Listing ::
- - - - - - -

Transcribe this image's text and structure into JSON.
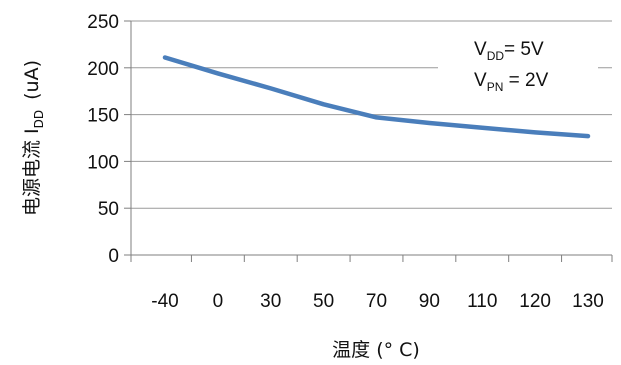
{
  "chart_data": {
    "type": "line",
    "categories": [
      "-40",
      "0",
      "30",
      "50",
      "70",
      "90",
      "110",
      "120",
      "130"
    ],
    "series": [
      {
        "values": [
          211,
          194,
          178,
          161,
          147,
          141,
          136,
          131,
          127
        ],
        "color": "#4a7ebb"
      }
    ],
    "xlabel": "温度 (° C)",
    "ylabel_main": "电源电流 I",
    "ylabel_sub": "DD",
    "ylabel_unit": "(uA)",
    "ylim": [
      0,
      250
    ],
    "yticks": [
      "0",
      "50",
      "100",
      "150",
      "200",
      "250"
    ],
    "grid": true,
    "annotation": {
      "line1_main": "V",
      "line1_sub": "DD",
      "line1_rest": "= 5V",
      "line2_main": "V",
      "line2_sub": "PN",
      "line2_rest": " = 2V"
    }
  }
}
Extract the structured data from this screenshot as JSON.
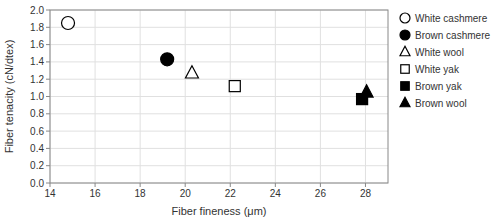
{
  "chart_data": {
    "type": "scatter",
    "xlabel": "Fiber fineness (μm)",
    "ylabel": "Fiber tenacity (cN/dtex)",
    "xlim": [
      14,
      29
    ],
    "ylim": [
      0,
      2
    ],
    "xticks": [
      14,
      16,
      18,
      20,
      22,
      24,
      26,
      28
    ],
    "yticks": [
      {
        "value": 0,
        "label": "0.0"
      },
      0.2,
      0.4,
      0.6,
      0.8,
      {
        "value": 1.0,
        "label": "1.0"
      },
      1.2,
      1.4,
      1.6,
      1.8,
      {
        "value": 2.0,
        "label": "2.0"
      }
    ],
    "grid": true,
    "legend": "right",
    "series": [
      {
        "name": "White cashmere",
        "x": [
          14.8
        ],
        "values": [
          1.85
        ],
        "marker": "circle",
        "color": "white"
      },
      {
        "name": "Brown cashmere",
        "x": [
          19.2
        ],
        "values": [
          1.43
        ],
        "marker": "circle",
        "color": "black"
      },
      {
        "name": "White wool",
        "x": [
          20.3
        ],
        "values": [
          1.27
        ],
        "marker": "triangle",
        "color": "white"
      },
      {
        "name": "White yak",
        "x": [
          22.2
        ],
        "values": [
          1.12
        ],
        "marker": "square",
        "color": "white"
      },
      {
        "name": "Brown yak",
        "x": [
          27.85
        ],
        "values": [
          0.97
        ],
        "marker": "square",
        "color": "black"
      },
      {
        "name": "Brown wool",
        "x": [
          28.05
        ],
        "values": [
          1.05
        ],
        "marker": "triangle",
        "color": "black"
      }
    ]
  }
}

- - - - - - -

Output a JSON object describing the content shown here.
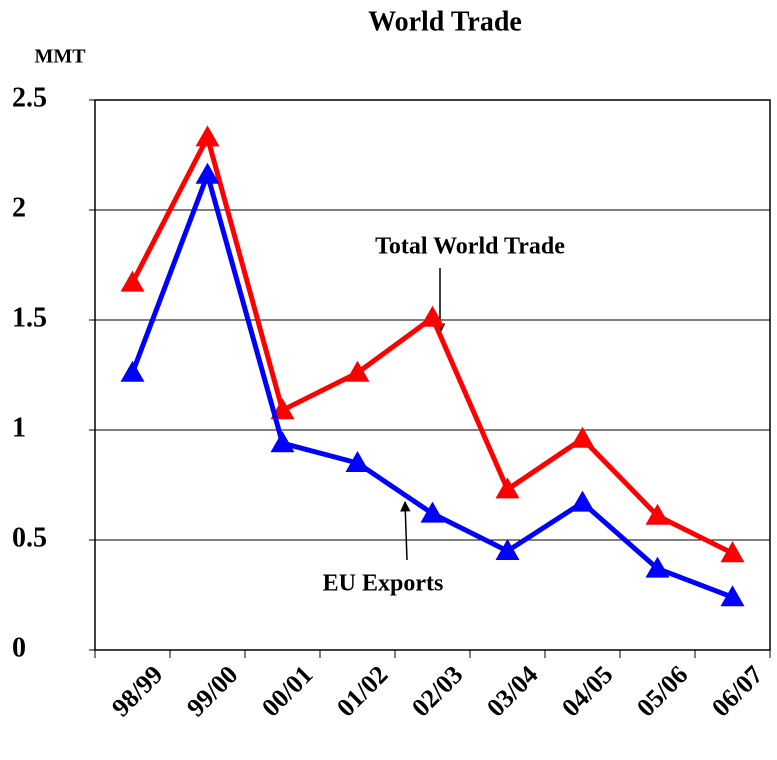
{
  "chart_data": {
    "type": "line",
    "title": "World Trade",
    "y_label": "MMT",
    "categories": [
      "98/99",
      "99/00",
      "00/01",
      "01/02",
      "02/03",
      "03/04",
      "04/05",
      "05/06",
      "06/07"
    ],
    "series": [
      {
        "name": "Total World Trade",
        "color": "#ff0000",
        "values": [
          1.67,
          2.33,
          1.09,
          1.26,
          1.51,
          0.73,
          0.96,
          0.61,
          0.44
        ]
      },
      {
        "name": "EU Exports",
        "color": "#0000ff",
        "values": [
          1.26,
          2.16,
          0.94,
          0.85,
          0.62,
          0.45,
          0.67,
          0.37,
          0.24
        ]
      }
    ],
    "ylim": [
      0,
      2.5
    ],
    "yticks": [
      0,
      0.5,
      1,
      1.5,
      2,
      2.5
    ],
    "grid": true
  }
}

- - - - - - -

Set task ::
Return all lines containing "Fiber".

Full output ::
    "xlabel": "Fiber fineness (μm)",
    "ylabel": "Fiber tenacity (cN/dtex)",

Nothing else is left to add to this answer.